→ **What to work on**
Type out every line below exactly as it reads.

[Dataset rows about figures]

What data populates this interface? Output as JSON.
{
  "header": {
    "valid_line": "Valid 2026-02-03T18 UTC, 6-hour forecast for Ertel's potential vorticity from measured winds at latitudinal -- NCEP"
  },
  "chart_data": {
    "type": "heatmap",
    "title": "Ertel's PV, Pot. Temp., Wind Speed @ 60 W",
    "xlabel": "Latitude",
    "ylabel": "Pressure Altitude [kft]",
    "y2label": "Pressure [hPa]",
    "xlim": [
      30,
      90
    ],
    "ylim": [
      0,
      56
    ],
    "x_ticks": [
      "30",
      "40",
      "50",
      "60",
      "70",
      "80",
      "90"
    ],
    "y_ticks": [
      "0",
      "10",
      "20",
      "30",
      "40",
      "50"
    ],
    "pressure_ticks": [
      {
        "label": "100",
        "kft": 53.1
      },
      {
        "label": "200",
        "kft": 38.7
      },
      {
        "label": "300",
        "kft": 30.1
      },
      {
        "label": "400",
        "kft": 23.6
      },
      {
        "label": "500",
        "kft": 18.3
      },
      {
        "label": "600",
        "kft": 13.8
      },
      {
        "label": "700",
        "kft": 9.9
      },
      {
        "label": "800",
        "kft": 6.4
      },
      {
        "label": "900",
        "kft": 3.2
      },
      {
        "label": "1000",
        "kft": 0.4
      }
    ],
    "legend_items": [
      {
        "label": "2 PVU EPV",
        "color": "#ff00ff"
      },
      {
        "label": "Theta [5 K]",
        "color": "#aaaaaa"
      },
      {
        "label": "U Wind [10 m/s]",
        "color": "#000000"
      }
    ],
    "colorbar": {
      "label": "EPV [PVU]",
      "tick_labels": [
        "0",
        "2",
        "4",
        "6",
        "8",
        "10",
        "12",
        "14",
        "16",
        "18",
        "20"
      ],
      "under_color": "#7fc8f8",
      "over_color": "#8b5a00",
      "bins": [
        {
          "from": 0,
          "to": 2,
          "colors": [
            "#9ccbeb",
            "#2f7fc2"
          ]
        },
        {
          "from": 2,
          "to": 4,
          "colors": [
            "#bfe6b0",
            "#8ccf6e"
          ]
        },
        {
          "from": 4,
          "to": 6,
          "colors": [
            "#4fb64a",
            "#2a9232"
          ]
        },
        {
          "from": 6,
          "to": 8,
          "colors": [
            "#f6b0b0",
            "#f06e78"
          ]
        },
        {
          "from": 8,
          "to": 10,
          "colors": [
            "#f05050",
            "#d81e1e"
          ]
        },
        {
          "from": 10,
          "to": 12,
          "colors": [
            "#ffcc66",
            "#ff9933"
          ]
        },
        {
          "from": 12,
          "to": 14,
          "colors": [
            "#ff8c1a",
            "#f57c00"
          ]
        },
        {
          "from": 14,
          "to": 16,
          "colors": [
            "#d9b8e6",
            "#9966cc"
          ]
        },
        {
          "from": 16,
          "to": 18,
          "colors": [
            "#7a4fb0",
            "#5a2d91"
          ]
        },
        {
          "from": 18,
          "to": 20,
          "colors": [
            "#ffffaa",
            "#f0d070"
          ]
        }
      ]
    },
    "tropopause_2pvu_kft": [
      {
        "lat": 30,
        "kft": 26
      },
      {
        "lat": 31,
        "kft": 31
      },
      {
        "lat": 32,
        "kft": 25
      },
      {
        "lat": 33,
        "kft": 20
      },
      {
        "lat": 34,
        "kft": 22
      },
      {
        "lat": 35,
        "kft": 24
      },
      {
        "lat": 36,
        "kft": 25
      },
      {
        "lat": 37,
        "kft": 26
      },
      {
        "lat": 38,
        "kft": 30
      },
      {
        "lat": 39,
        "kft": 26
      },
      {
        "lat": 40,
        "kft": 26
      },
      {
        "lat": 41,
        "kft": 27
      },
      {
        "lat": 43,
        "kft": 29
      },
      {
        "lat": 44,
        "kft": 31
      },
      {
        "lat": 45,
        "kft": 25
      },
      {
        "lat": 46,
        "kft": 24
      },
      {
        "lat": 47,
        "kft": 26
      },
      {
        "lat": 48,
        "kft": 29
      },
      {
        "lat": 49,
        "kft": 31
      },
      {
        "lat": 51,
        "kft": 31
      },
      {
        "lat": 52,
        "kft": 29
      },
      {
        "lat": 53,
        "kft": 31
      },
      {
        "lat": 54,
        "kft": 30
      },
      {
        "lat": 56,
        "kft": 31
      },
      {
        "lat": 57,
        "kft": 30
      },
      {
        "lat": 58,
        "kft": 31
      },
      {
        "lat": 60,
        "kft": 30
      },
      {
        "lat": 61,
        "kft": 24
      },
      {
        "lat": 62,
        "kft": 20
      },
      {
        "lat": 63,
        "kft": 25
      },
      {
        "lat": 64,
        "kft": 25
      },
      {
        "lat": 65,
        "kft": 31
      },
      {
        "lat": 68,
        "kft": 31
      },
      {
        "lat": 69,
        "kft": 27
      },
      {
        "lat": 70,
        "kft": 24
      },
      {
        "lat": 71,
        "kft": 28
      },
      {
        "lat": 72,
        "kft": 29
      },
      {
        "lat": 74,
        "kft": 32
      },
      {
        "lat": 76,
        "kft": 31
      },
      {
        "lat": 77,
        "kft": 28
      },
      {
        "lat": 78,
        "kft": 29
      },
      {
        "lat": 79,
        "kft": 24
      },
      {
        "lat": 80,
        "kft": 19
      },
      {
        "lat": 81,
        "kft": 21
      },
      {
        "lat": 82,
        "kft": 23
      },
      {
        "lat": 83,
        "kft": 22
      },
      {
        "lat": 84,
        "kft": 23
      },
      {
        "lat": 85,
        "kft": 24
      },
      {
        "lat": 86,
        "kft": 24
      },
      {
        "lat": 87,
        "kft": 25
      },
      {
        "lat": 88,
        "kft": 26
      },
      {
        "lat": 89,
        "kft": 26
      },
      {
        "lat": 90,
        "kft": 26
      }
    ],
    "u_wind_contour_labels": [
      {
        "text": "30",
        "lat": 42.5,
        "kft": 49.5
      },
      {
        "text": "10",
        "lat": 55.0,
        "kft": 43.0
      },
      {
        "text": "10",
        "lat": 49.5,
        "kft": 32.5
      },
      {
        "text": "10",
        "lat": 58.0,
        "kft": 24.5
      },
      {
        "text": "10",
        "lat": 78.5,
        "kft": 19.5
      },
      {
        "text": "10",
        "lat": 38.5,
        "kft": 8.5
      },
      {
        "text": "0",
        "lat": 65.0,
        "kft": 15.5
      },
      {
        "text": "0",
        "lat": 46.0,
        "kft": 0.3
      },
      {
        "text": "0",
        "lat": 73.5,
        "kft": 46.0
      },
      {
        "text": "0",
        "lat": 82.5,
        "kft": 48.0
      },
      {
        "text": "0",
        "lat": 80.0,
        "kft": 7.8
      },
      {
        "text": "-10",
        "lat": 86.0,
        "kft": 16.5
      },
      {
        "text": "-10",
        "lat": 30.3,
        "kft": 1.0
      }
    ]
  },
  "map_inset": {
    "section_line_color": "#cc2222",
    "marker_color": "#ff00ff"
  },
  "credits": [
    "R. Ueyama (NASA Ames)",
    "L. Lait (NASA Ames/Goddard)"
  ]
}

→ **Output of the exercise**
What data populates this interface? Output as JSON.
{
  "header": {
    "valid_line": "Valid 2026-02-03T18 UTC, 6-hour forecast for Ertel's potential vorticity from measured winds at latitudinal -- NCEP"
  },
  "chart_data": {
    "type": "heatmap",
    "title": "Ertel's PV, Pot. Temp., Wind Speed @ 60 W",
    "xlabel": "Latitude",
    "ylabel": "Pressure Altitude [kft]",
    "y2label": "Pressure [hPa]",
    "xlim": [
      30,
      90
    ],
    "ylim": [
      0,
      56
    ],
    "x_ticks": [
      "30",
      "40",
      "50",
      "60",
      "70",
      "80",
      "90"
    ],
    "y_ticks": [
      "0",
      "10",
      "20",
      "30",
      "40",
      "50"
    ],
    "pressure_ticks": [
      {
        "label": "100",
        "kft": 53.1
      },
      {
        "label": "200",
        "kft": 38.7
      },
      {
        "label": "300",
        "kft": 30.1
      },
      {
        "label": "400",
        "kft": 23.6
      },
      {
        "label": "500",
        "kft": 18.3
      },
      {
        "label": "600",
        "kft": 13.8
      },
      {
        "label": "700",
        "kft": 9.9
      },
      {
        "label": "800",
        "kft": 6.4
      },
      {
        "label": "900",
        "kft": 3.2
      },
      {
        "label": "1000",
        "kft": 0.4
      }
    ],
    "legend_items": [
      {
        "label": "2 PVU EPV",
        "color": "#ff00ff"
      },
      {
        "label": "Theta [5 K]",
        "color": "#aaaaaa"
      },
      {
        "label": "U Wind [10 m/s]",
        "color": "#000000"
      }
    ],
    "colorbar": {
      "label": "EPV [PVU]",
      "tick_labels": [
        "0",
        "2",
        "4",
        "6",
        "8",
        "10",
        "12",
        "14",
        "16",
        "18",
        "20"
      ],
      "under_color": "#7fc8f8",
      "over_color": "#8b5a00",
      "bins": [
        {
          "from": 0,
          "to": 2,
          "colors": [
            "#9ccbeb",
            "#2f7fc2"
          ]
        },
        {
          "from": 2,
          "to": 4,
          "colors": [
            "#bfe6b0",
            "#8ccf6e"
          ]
        },
        {
          "from": 4,
          "to": 6,
          "colors": [
            "#4fb64a",
            "#2a9232"
          ]
        },
        {
          "from": 6,
          "to": 8,
          "colors": [
            "#f6b0b0",
            "#f06e78"
          ]
        },
        {
          "from": 8,
          "to": 10,
          "colors": [
            "#f05050",
            "#d81e1e"
          ]
        },
        {
          "from": 10,
          "to": 12,
          "colors": [
            "#ffcc66",
            "#ff9933"
          ]
        },
        {
          "from": 12,
          "to": 14,
          "colors": [
            "#ff8c1a",
            "#f57c00"
          ]
        },
        {
          "from": 14,
          "to": 16,
          "colors": [
            "#d9b8e6",
            "#9966cc"
          ]
        },
        {
          "from": 16,
          "to": 18,
          "colors": [
            "#7a4fb0",
            "#5a2d91"
          ]
        },
        {
          "from": 18,
          "to": 20,
          "colors": [
            "#ffffaa",
            "#f0d070"
          ]
        }
      ]
    },
    "tropopause_2pvu_kft": [
      {
        "lat": 30,
        "kft": 26
      },
      {
        "lat": 31,
        "kft": 31
      },
      {
        "lat": 32,
        "kft": 25
      },
      {
        "lat": 33,
        "kft": 20
      },
      {
        "lat": 34,
        "kft": 22
      },
      {
        "lat": 35,
        "kft": 24
      },
      {
        "lat": 36,
        "kft": 25
      },
      {
        "lat": 37,
        "kft": 26
      },
      {
        "lat": 38,
        "kft": 30
      },
      {
        "lat": 39,
        "kft": 26
      },
      {
        "lat": 40,
        "kft": 26
      },
      {
        "lat": 41,
        "kft": 27
      },
      {
        "lat": 43,
        "kft": 29
      },
      {
        "lat": 44,
        "kft": 31
      },
      {
        "lat": 45,
        "kft": 25
      },
      {
        "lat": 46,
        "kft": 24
      },
      {
        "lat": 47,
        "kft": 26
      },
      {
        "lat": 48,
        "kft": 29
      },
      {
        "lat": 49,
        "kft": 31
      },
      {
        "lat": 51,
        "kft": 31
      },
      {
        "lat": 52,
        "kft": 29
      },
      {
        "lat": 53,
        "kft": 31
      },
      {
        "lat": 54,
        "kft": 30
      },
      {
        "lat": 56,
        "kft": 31
      },
      {
        "lat": 57,
        "kft": 30
      },
      {
        "lat": 58,
        "kft": 31
      },
      {
        "lat": 60,
        "kft": 30
      },
      {
        "lat": 61,
        "kft": 24
      },
      {
        "lat": 62,
        "kft": 20
      },
      {
        "lat": 63,
        "kft": 25
      },
      {
        "lat": 64,
        "kft": 25
      },
      {
        "lat": 65,
        "kft": 31
      },
      {
        "lat": 68,
        "kft": 31
      },
      {
        "lat": 69,
        "kft": 27
      },
      {
        "lat": 70,
        "kft": 24
      },
      {
        "lat": 71,
        "kft": 28
      },
      {
        "lat": 72,
        "kft": 29
      },
      {
        "lat": 74,
        "kft": 32
      },
      {
        "lat": 76,
        "kft": 31
      },
      {
        "lat": 77,
        "kft": 28
      },
      {
        "lat": 78,
        "kft": 29
      },
      {
        "lat": 79,
        "kft": 24
      },
      {
        "lat": 80,
        "kft": 19
      },
      {
        "lat": 81,
        "kft": 21
      },
      {
        "lat": 82,
        "kft": 23
      },
      {
        "lat": 83,
        "kft": 22
      },
      {
        "lat": 84,
        "kft": 23
      },
      {
        "lat": 85,
        "kft": 24
      },
      {
        "lat": 86,
        "kft": 24
      },
      {
        "lat": 87,
        "kft": 25
      },
      {
        "lat": 88,
        "kft": 26
      },
      {
        "lat": 89,
        "kft": 26
      },
      {
        "lat": 90,
        "kft": 26
      }
    ],
    "u_wind_contour_labels": [
      {
        "text": "30",
        "lat": 42.5,
        "kft": 49.5
      },
      {
        "text": "10",
        "lat": 55.0,
        "kft": 43.0
      },
      {
        "text": "10",
        "lat": 49.5,
        "kft": 32.5
      },
      {
        "text": "10",
        "lat": 58.0,
        "kft": 24.5
      },
      {
        "text": "10",
        "lat": 78.5,
        "kft": 19.5
      },
      {
        "text": "10",
        "lat": 38.5,
        "kft": 8.5
      },
      {
        "text": "0",
        "lat": 65.0,
        "kft": 15.5
      },
      {
        "text": "0",
        "lat": 46.0,
        "kft": 0.3
      },
      {
        "text": "0",
        "lat": 73.5,
        "kft": 46.0
      },
      {
        "text": "0",
        "lat": 82.5,
        "kft": 48.0
      },
      {
        "text": "0",
        "lat": 80.0,
        "kft": 7.8
      },
      {
        "text": "-10",
        "lat": 86.0,
        "kft": 16.5
      },
      {
        "text": "-10",
        "lat": 30.3,
        "kft": 1.0
      }
    ]
  },
  "map_inset": {
    "section_line_color": "#cc2222",
    "marker_color": "#ff00ff"
  },
  "credits": [
    "R. Ueyama (NASA Ames)",
    "L. Lait (NASA Ames/Goddard)"
  ]
}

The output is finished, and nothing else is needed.